GOAL = Write out every line of the material exactly as it appears.
________________
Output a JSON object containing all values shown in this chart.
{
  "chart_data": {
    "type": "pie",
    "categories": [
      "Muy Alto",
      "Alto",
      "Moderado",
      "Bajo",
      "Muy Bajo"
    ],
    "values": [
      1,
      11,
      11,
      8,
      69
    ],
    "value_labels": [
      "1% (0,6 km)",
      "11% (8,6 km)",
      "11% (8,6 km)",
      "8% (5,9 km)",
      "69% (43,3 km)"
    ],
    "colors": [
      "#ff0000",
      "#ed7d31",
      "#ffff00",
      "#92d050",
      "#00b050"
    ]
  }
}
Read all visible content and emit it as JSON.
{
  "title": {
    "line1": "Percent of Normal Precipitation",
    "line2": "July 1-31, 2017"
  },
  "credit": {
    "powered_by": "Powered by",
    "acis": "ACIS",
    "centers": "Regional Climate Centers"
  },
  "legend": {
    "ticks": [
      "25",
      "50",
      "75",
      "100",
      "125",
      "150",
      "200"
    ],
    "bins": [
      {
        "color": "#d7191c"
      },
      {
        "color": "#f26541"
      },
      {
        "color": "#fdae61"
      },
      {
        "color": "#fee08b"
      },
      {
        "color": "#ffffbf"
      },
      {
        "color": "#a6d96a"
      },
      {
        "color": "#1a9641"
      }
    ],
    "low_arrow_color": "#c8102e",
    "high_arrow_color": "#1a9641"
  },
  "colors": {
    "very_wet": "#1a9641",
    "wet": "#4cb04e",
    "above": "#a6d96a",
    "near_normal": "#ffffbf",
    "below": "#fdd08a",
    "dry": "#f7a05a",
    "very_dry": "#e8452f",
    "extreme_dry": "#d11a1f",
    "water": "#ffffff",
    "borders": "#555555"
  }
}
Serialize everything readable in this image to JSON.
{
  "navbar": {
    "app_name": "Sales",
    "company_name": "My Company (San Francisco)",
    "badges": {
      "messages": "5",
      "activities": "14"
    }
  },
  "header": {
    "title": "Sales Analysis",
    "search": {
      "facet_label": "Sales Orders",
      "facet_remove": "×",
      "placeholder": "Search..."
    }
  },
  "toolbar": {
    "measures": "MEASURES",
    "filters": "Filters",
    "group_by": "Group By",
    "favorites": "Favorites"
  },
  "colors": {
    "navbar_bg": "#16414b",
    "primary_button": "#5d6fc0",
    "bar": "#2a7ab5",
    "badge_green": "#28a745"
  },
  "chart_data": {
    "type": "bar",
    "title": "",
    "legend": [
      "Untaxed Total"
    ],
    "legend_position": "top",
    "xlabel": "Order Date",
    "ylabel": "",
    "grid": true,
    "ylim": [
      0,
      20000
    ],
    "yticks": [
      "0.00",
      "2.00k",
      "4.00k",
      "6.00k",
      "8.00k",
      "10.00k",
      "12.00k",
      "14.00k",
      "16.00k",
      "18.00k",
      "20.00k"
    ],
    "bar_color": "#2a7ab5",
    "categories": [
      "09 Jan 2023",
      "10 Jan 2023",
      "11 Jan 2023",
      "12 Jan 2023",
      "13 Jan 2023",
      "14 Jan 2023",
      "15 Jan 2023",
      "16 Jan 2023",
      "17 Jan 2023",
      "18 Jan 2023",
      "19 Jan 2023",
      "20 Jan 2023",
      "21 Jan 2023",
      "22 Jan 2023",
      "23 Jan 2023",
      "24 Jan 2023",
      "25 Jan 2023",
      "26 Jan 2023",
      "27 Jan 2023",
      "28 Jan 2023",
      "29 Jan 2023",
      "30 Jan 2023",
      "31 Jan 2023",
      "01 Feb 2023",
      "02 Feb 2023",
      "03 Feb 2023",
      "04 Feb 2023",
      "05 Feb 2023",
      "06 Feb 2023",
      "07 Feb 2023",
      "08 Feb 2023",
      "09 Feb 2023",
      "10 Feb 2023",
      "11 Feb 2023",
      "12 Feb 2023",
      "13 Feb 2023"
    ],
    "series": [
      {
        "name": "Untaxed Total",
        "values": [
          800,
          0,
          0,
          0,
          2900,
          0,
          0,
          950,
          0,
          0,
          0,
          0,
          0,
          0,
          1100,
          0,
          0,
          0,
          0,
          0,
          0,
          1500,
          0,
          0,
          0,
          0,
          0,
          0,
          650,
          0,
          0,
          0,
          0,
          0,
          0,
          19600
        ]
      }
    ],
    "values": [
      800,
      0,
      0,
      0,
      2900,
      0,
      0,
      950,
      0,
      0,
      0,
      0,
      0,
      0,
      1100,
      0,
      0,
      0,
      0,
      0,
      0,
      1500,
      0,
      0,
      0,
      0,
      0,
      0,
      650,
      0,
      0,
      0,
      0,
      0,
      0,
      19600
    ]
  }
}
________________
CORRECT ANSWER =
Output a JSON object containing all values shown in this chart.
{
  "chart_data": {
    "type": "pie",
    "categories": [
      "Muy Alto",
      "Alto",
      "Moderado",
      "Bajo",
      "Muy Bajo"
    ],
    "values": [
      1,
      11,
      11,
      8,
      69
    ],
    "value_labels": [
      "1% (0,6 km)",
      "11% (8,6 km)",
      "11% (8,6 km)",
      "8% (5,9 km)",
      "69% (43,3 km)"
    ],
    "colors": [
      "#ff0000",
      "#ed7d31",
      "#ffff00",
      "#92d050",
      "#00b050"
    ]
  }
}
Read all visible content and emit it as JSON.
{
  "title": {
    "line1": "Percent of Normal Precipitation",
    "line2": "July 1-31, 2017"
  },
  "credit": {
    "powered_by": "Powered by",
    "acis": "ACIS",
    "centers": "Regional Climate Centers"
  },
  "legend": {
    "ticks": [
      "25",
      "50",
      "75",
      "100",
      "125",
      "150",
      "200"
    ],
    "bins": [
      {
        "color": "#d7191c"
      },
      {
        "color": "#f26541"
      },
      {
        "color": "#fdae61"
      },
      {
        "color": "#fee08b"
      },
      {
        "color": "#ffffbf"
      },
      {
        "color": "#a6d96a"
      },
      {
        "color": "#1a9641"
      }
    ],
    "low_arrow_color": "#c8102e",
    "high_arrow_color": "#1a9641"
  },
  "colors": {
    "very_wet": "#1a9641",
    "wet": "#4cb04e",
    "above": "#a6d96a",
    "near_normal": "#ffffbf",
    "below": "#fdd08a",
    "dry": "#f7a05a",
    "very_dry": "#e8452f",
    "extreme_dry": "#d11a1f",
    "water": "#ffffff",
    "borders": "#555555"
  }
}
Serialize everything readable in this image to JSON.
{
  "navbar": {
    "app_name": "Sales",
    "company_name": "My Company (San Francisco)",
    "badges": {
      "messages": "5",
      "activities": "14"
    }
  },
  "header": {
    "title": "Sales Analysis",
    "search": {
      "facet_label": "Sales Orders",
      "facet_remove": "×",
      "placeholder": "Search..."
    }
  },
  "toolbar": {
    "measures": "MEASURES",
    "filters": "Filters",
    "group_by": "Group By",
    "favorites": "Favorites"
  },
  "colors": {
    "navbar_bg": "#16414b",
    "primary_button": "#5d6fc0",
    "bar": "#2a7ab5",
    "badge_green": "#28a745"
  },
  "chart_data": {
    "type": "bar",
    "title": "",
    "legend": [
      "Untaxed Total"
    ],
    "legend_position": "top",
    "xlabel": "Order Date",
    "ylabel": "",
    "grid": true,
    "ylim": [
      0,
      20000
    ],
    "yticks": [
      "0.00",
      "2.00k",
      "4.00k",
      "6.00k",
      "8.00k",
      "10.00k",
      "12.00k",
      "14.00k",
      "16.00k",
      "18.00k",
      "20.00k"
    ],
    "bar_color": "#2a7ab5",
    "categories": [
      "09 Jan 2023",
      "10 Jan 2023",
      "11 Jan 2023",
      "12 Jan 2023",
      "13 Jan 2023",
      "14 Jan 2023",
      "15 Jan 2023",
      "16 Jan 2023",
      "17 Jan 2023",
      "18 Jan 2023",
      "19 Jan 2023",
      "20 Jan 2023",
      "21 Jan 2023",
      "22 Jan 2023",
      "23 Jan 2023",
      "24 Jan 2023",
      "25 Jan 2023",
      "26 Jan 2023",
      "27 Jan 2023",
      "28 Jan 2023",
      "29 Jan 2023",
      "30 Jan 2023",
      "31 Jan 2023",
      "01 Feb 2023",
      "02 Feb 2023",
      "03 Feb 2023",
      "04 Feb 2023",
      "05 Feb 2023",
      "06 Feb 2023",
      "07 Feb 2023",
      "08 Feb 2023",
      "09 Feb 2023",
      "10 Feb 2023",
      "11 Feb 2023",
      "12 Feb 2023",
      "13 Feb 2023"
    ],
    "series": [
      {
        "name": "Untaxed Total",
        "values": [
          800,
          0,
          0,
          0,
          2900,
          0,
          0,
          950,
          0,
          0,
          0,
          0,
          0,
          0,
          1100,
          0,
          0,
          0,
          0,
          0,
          0,
          1500,
          0,
          0,
          0,
          0,
          0,
          0,
          650,
          0,
          0,
          0,
          0,
          0,
          0,
          19600
        ]
      }
    ],
    "values": [
      800,
      0,
      0,
      0,
      2900,
      0,
      0,
      950,
      0,
      0,
      0,
      0,
      0,
      0,
      1100,
      0,
      0,
      0,
      0,
      0,
      0,
      1500,
      0,
      0,
      0,
      0,
      0,
      0,
      650,
      0,
      0,
      0,
      0,
      0,
      0,
      19600
    ]
  }
}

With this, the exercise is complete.